_Work instructions:_
Copy word for word the stretch of the records from the line containing "Patent image size: (854, 1246)." through the line containing "The C-arm system C1 is at (204, 249).", including both of those lines.

[START OF Exercise material]

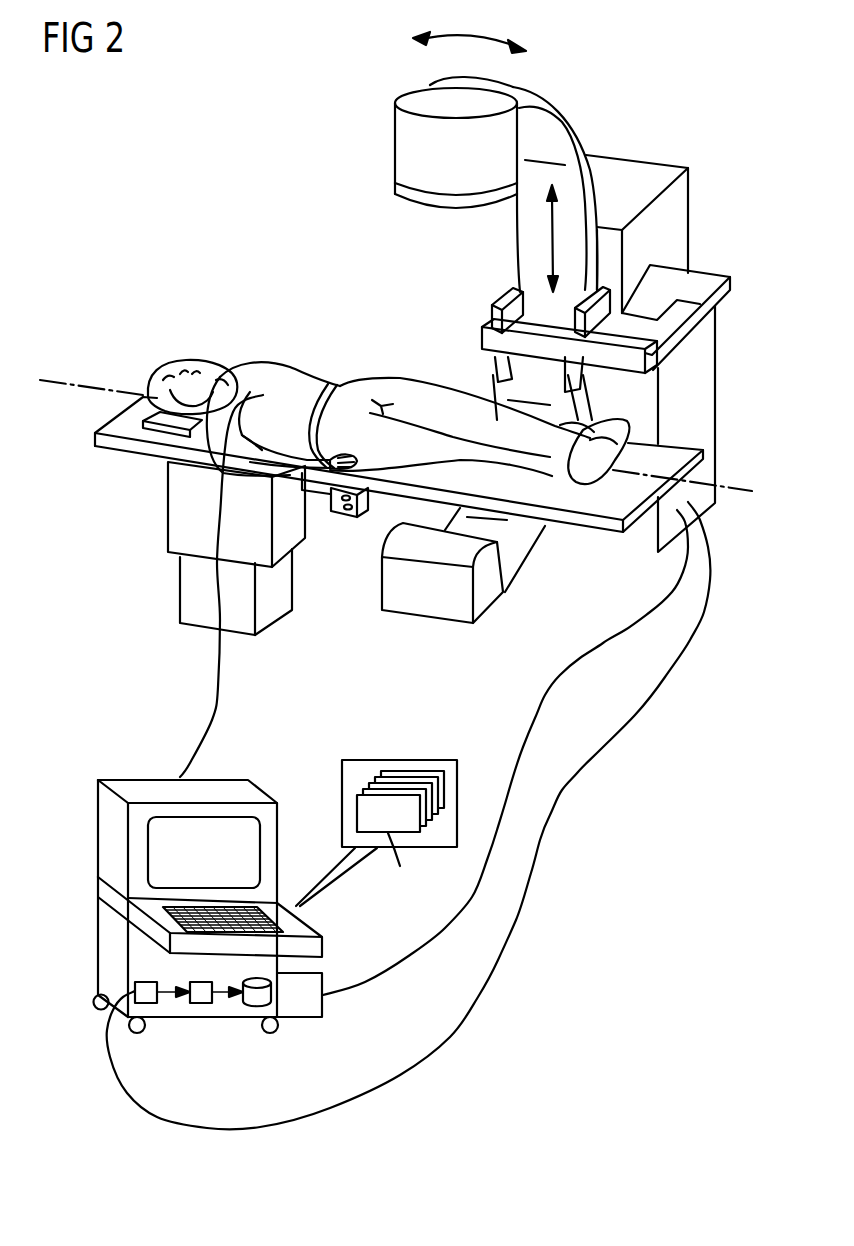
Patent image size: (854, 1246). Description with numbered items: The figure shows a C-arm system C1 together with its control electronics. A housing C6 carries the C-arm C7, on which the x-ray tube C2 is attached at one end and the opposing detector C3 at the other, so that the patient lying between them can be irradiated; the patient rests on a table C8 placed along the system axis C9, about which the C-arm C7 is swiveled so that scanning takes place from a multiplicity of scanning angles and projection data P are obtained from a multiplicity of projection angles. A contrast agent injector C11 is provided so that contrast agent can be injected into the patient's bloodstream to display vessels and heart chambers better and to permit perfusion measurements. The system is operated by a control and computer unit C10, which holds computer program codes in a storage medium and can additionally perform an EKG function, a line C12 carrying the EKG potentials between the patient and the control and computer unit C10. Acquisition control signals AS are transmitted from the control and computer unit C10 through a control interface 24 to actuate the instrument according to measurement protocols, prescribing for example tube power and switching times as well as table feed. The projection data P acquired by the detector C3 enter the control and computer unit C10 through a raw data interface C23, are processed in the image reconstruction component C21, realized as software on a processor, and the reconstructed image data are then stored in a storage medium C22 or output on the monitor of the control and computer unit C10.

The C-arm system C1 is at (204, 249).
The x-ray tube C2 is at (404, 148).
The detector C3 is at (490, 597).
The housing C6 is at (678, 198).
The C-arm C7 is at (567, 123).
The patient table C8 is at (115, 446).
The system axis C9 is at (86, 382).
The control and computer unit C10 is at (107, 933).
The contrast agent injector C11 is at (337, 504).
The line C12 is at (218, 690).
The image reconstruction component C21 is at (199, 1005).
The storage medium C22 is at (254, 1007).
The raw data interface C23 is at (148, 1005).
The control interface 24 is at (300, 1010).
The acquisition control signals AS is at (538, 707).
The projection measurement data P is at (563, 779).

[END OF Exercise material]
[START OF Exercise material]

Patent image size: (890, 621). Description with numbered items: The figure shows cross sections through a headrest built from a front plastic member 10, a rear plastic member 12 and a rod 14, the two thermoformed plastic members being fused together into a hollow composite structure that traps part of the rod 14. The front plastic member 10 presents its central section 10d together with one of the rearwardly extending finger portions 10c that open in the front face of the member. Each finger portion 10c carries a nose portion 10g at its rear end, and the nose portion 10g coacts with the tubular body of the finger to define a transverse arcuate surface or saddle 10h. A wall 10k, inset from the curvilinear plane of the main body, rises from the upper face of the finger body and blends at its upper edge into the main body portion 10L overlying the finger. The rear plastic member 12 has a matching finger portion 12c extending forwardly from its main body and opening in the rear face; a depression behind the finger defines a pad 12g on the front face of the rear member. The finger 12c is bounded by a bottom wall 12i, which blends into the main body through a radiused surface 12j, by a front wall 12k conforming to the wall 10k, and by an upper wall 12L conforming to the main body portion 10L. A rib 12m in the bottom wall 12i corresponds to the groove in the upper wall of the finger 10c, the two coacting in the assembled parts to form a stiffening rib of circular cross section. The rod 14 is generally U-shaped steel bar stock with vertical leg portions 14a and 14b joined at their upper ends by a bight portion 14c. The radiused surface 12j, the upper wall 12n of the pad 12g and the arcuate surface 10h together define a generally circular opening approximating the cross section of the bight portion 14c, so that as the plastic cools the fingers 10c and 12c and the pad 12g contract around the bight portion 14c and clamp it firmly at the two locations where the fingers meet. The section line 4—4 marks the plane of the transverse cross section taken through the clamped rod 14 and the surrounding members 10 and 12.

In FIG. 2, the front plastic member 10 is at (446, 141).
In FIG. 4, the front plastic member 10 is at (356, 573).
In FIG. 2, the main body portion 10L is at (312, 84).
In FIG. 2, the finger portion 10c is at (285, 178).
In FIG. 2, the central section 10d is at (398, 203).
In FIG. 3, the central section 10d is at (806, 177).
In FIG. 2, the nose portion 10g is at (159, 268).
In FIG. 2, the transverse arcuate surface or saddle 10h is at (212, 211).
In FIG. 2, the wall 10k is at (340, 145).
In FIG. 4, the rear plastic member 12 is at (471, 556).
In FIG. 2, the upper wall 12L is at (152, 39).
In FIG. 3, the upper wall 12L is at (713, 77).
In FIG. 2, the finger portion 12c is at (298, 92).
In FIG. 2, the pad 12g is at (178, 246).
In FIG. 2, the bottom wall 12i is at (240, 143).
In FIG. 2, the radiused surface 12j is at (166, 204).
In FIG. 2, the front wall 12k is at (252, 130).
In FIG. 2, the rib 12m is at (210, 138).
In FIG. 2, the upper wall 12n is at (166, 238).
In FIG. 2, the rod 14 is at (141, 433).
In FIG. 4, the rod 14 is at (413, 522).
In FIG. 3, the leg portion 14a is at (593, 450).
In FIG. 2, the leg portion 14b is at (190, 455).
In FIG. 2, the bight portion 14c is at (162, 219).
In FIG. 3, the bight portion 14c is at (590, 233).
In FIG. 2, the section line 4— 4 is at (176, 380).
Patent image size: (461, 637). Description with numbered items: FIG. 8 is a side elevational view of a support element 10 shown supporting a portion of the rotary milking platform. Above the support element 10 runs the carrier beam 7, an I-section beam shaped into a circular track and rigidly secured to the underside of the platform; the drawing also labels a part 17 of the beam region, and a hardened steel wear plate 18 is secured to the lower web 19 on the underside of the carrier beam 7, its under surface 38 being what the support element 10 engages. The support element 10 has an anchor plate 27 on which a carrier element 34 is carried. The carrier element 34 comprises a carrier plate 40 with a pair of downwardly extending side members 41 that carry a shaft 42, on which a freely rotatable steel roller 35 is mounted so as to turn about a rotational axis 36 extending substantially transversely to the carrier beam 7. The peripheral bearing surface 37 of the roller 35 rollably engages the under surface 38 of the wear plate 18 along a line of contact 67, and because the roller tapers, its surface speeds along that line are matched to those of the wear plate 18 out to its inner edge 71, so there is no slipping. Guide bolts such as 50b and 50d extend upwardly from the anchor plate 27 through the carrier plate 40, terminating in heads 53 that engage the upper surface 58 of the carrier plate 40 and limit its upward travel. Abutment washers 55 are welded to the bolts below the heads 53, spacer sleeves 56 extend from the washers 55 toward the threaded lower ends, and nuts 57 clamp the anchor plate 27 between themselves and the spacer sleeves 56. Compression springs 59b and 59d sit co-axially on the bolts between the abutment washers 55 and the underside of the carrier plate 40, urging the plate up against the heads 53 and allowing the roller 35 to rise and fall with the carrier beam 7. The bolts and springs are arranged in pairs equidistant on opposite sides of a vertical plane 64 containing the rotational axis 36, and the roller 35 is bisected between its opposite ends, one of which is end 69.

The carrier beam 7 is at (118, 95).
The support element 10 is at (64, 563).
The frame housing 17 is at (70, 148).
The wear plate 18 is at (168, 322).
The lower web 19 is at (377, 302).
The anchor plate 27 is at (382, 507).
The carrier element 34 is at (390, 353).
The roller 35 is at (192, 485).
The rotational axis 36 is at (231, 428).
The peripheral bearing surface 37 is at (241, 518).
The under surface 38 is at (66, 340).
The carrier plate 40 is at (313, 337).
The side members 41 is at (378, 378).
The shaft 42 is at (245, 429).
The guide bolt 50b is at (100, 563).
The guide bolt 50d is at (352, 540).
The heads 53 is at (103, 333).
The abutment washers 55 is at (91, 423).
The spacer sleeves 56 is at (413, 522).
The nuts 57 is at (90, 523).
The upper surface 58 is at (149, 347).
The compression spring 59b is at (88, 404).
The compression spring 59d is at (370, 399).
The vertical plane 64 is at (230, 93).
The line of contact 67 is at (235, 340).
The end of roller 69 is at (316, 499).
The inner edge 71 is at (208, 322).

[END OF Exercise material]

_Task response:_
Patent image size: (854, 1246). Description with numbered items: The figure shows a C-arm system C1 together with its control electronics. A housing C6 carries the C-arm C7, on which the x-ray tube C2 is attached at one end and the opposing detector C3 at the other, so that the patient lying between them can be irradiated; the patient rests on a table C8 placed along the system axis C9, about which the C-arm C7 is swiveled so that scanning takes place from a multiplicity of scanning angles and projection data P are obtained from a multiplicity of projection angles. A contrast agent injector C11 is provided so that contrast agent can be injected into the patient's bloodstream to display vessels and heart chambers better and to permit perfusion measurements. The system is operated by a control and computer unit C10, which holds computer program codes in a storage medium and can additionally perform an EKG function, a line C12 carrying the EKG potentials between the patient and the control and computer unit C10. Acquisition control signals AS are transmitted from the control and computer unit C10 through a control interface 24 to actuate the instrument according to measurement protocols, prescribing for example tube power and switching times as well as table feed. The projection data P acquired by the detector C3 enter the control and computer unit C10 through a raw data interface C23, are processed in the image reconstruction component C21, realized as software on a processor, and the reconstructed image data are then stored in a storage medium C22 or output on the monitor of the control and computer unit C10.

The C-arm system C1 is at (204, 249).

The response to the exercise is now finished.